> TASK DIRECTIONS
Of the lines below, how many hold the string "Product"? Give only the number.

'''

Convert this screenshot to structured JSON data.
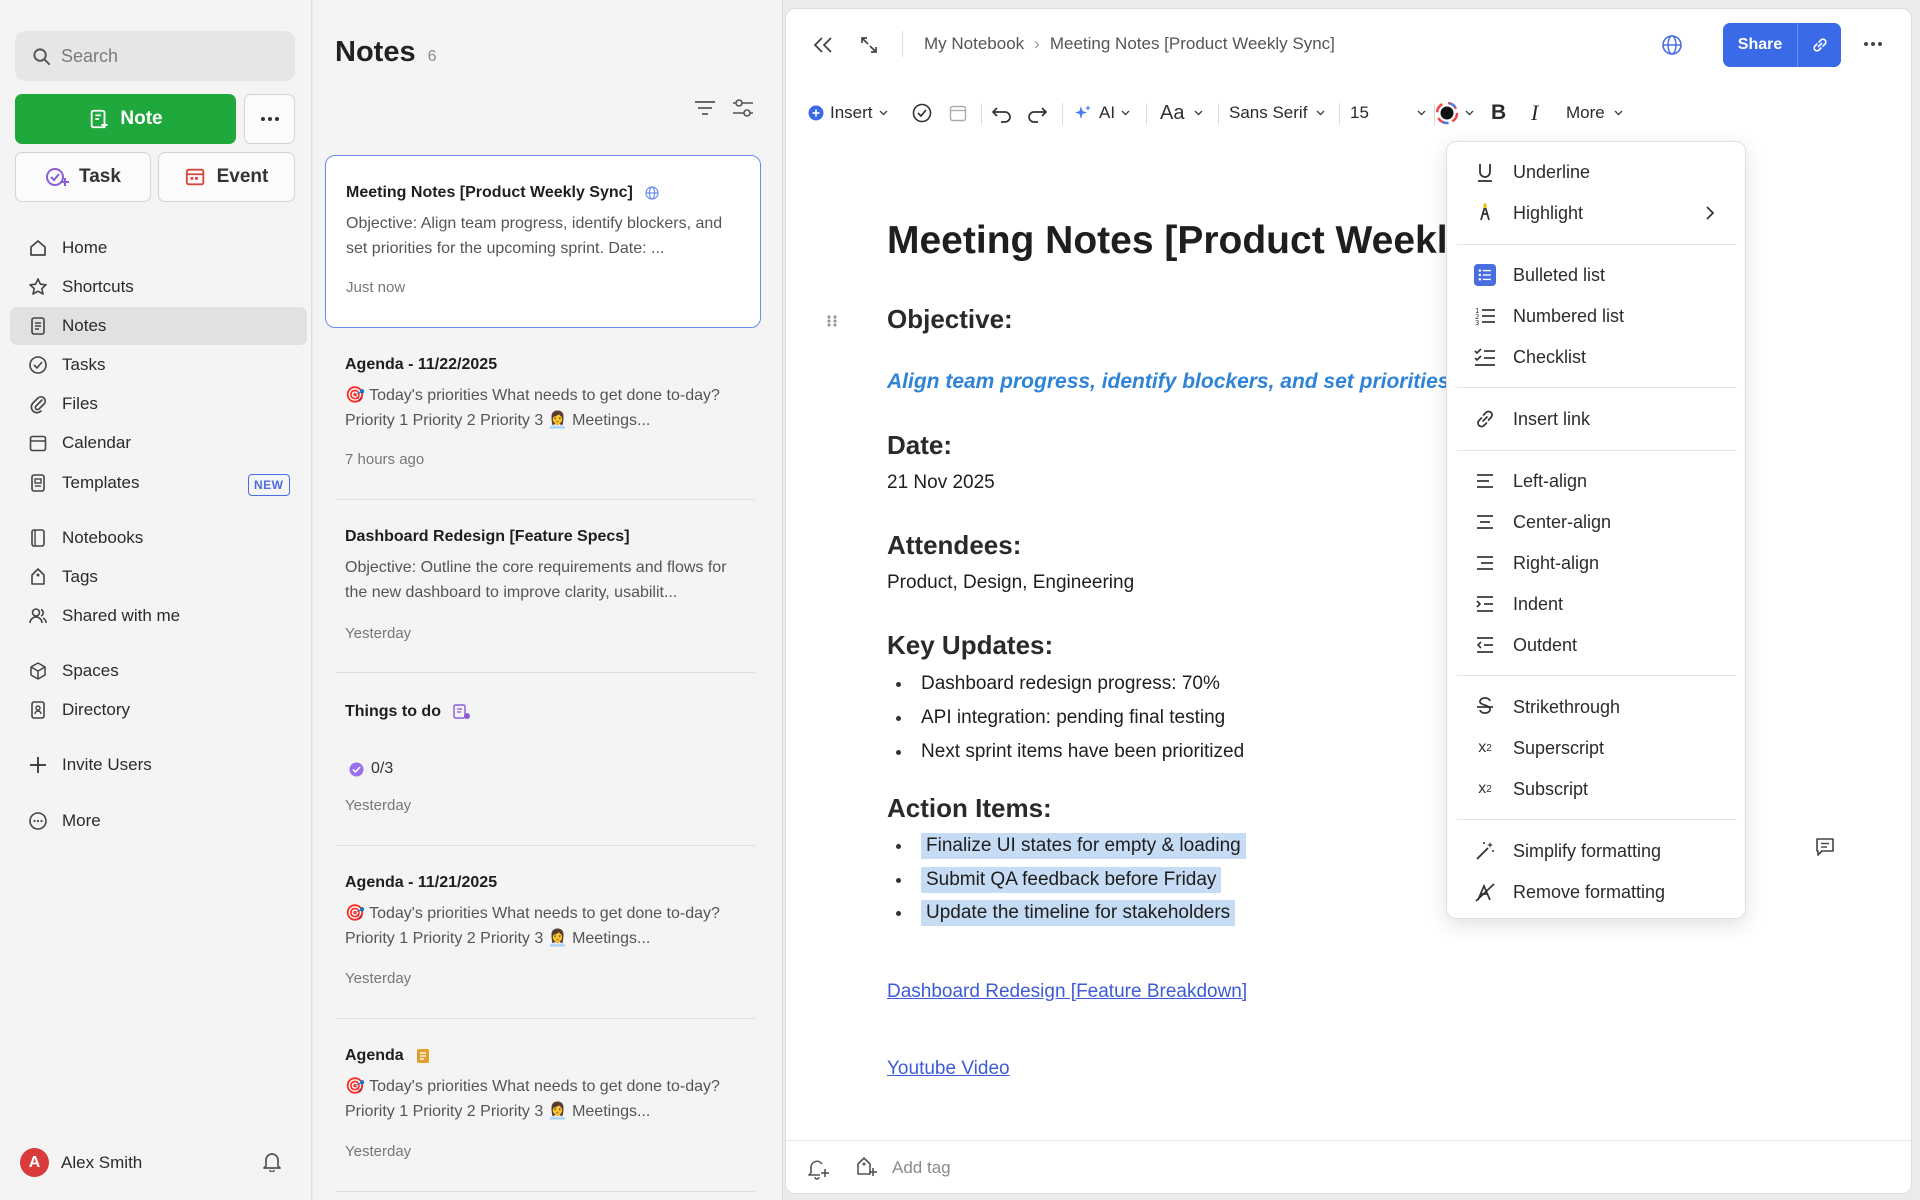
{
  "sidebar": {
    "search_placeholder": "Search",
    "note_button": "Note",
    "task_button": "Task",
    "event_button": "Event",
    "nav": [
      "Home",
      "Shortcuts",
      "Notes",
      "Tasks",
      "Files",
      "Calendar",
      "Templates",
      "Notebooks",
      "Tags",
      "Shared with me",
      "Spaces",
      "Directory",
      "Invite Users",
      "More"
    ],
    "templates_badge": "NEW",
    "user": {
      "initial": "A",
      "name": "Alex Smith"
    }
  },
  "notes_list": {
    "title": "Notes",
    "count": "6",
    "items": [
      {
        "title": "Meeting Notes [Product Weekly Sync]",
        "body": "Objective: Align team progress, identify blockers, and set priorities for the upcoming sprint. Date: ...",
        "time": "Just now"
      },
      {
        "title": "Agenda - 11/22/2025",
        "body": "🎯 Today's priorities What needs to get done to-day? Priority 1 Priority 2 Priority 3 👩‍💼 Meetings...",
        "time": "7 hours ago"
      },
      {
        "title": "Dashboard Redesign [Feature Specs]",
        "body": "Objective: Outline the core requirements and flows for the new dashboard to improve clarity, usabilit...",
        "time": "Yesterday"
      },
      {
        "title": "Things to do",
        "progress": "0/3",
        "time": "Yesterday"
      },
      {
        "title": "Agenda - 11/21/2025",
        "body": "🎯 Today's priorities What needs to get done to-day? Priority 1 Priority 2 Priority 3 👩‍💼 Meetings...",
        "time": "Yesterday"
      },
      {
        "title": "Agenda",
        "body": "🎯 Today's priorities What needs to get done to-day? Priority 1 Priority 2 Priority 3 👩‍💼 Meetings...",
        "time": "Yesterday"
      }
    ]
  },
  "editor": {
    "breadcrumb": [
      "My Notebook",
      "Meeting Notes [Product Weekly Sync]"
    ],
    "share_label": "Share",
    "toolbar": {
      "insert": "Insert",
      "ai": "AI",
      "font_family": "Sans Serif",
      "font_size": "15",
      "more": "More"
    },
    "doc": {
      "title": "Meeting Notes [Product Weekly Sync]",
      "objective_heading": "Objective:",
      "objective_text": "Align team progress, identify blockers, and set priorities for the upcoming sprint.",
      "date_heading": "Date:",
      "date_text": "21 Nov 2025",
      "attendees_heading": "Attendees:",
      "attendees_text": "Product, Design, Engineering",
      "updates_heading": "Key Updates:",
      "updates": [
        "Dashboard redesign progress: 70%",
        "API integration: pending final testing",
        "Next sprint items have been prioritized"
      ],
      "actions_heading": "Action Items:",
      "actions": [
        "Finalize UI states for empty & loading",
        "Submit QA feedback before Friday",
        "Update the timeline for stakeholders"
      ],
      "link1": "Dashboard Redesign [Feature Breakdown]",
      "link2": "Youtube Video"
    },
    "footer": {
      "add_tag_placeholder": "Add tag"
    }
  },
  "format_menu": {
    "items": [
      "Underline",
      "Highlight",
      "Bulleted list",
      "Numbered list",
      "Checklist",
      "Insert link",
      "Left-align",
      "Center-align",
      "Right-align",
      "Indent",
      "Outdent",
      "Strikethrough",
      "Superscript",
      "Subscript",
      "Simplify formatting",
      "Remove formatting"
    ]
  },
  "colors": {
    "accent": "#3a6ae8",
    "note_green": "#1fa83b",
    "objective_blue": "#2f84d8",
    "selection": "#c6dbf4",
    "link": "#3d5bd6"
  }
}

'''
'''

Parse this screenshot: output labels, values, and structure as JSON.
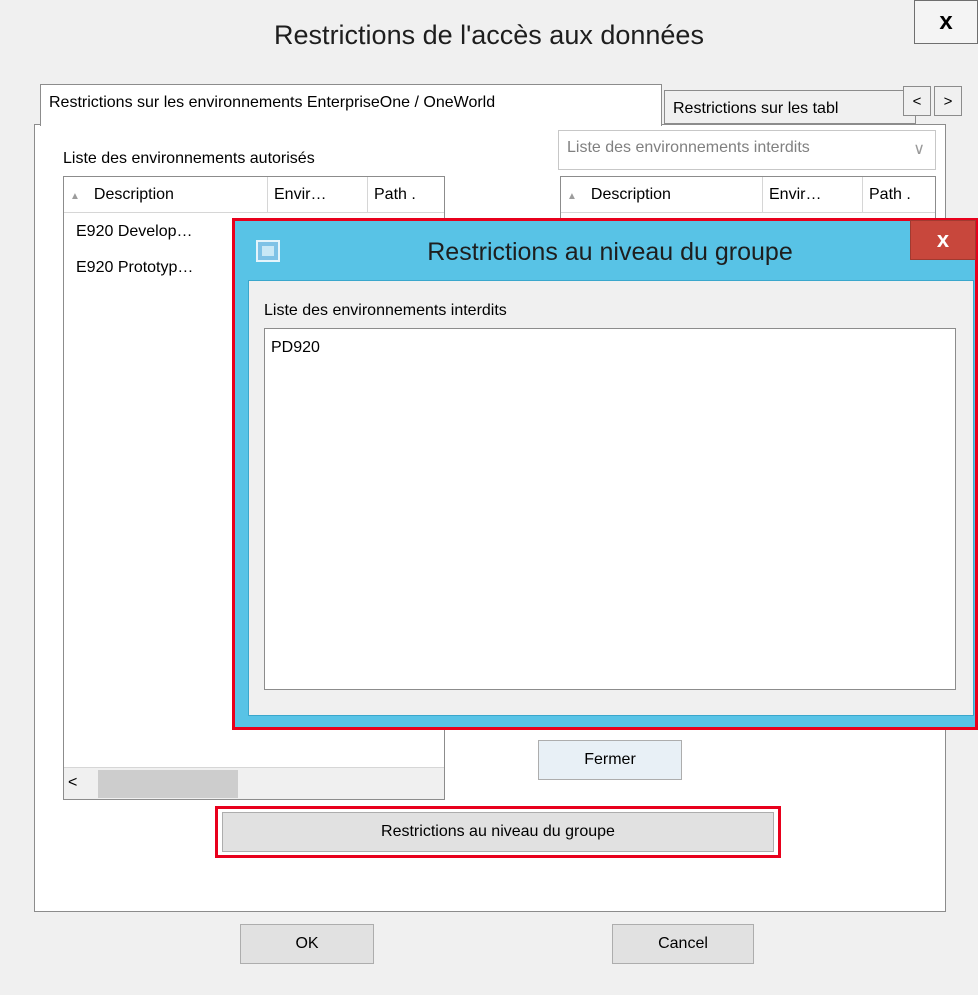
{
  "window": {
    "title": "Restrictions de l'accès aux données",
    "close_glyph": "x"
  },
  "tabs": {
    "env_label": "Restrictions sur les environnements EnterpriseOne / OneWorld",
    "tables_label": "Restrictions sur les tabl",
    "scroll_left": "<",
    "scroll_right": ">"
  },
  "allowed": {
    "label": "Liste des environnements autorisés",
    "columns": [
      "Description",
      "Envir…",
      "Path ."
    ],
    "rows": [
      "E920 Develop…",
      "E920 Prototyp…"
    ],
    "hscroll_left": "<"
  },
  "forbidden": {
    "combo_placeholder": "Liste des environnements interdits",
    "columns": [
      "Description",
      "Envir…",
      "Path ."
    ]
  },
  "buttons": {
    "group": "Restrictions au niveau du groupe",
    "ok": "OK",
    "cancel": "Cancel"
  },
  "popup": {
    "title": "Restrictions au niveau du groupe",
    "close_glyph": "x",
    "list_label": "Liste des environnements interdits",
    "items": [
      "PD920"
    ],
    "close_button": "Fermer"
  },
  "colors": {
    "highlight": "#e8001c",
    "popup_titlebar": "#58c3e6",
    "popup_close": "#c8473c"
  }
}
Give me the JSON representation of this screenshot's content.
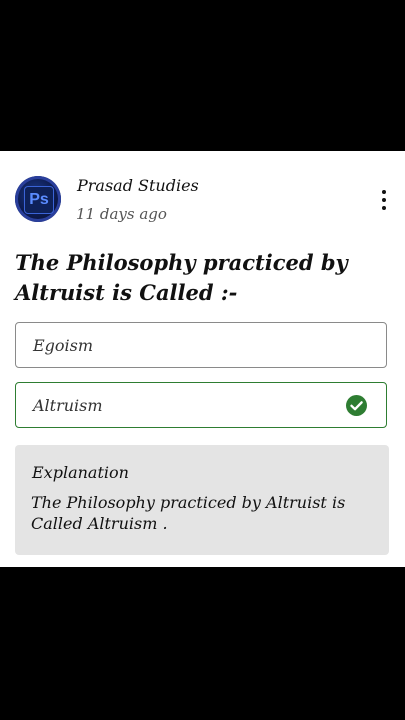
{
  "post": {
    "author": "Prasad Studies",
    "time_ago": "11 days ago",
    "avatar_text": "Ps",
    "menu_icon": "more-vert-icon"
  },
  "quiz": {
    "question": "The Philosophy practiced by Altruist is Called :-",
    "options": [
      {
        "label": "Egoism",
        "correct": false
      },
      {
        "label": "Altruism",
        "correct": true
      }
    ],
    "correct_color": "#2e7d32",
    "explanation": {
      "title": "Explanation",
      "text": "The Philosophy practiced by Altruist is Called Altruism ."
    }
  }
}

'''
'''

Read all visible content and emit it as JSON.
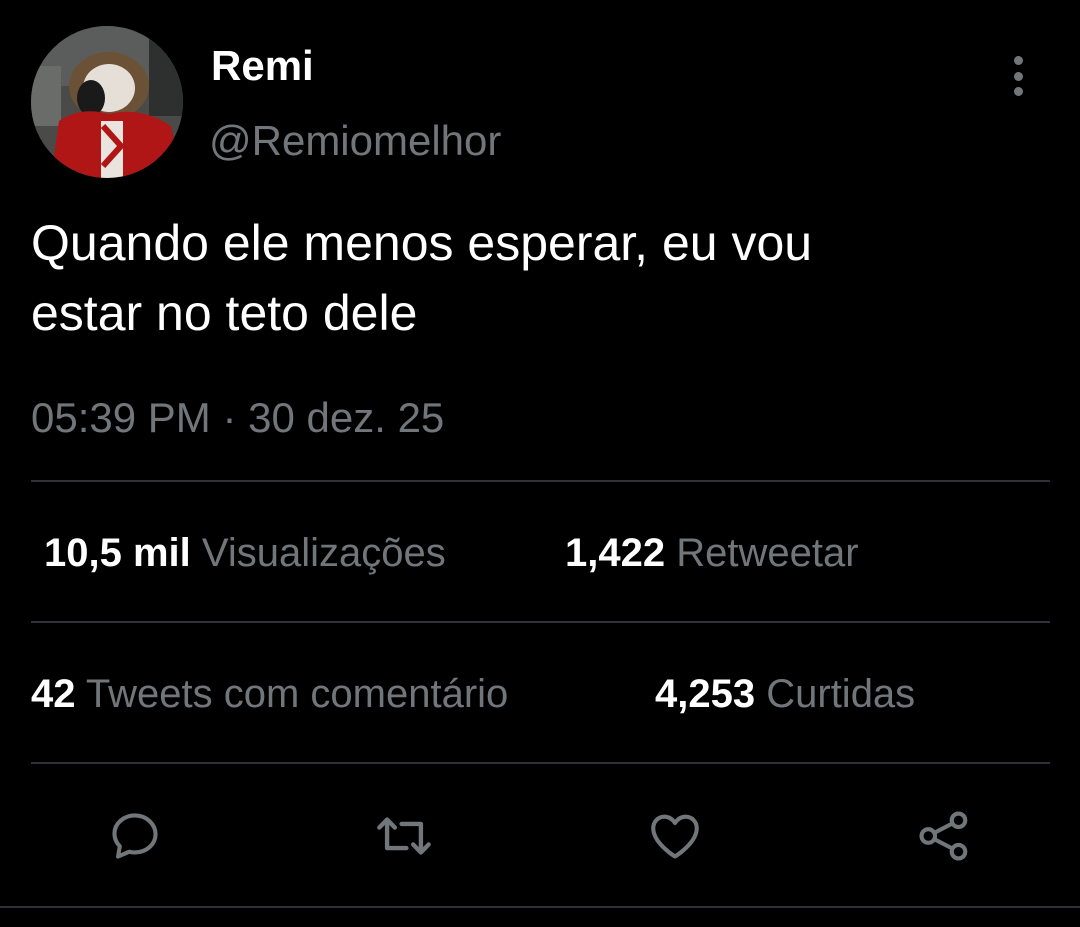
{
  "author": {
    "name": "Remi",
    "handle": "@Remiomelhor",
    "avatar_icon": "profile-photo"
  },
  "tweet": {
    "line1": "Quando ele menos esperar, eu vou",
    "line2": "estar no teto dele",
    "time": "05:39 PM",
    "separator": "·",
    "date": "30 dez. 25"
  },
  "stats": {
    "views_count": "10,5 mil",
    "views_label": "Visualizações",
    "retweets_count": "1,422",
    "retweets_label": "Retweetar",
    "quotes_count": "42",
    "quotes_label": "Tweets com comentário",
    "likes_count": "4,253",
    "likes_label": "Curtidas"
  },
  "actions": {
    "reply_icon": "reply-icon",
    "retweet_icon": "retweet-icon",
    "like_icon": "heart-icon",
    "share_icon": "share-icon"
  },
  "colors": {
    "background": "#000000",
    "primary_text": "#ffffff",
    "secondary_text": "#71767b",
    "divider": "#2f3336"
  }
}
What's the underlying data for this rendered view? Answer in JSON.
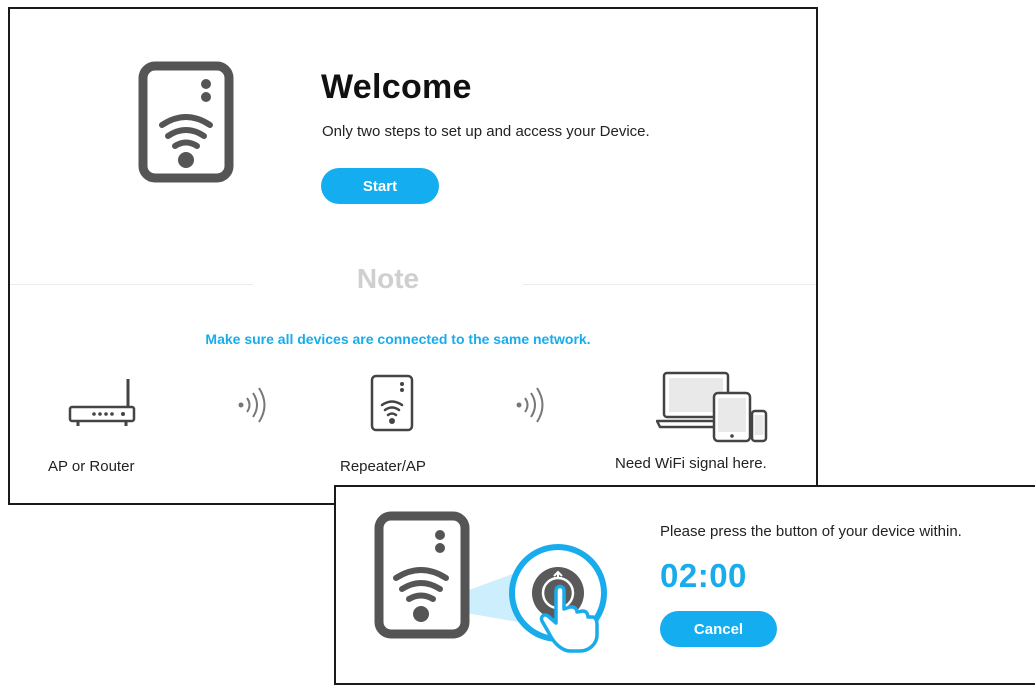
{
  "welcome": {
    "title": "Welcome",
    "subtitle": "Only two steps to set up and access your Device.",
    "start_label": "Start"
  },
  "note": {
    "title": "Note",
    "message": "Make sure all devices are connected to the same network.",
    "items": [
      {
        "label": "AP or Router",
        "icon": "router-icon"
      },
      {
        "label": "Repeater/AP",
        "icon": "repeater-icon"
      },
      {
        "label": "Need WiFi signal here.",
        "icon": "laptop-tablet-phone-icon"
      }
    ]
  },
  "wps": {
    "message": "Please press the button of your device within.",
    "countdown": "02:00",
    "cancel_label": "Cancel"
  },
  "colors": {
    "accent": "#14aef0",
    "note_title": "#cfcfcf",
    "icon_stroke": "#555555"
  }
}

'''

> THE OUTPUT
4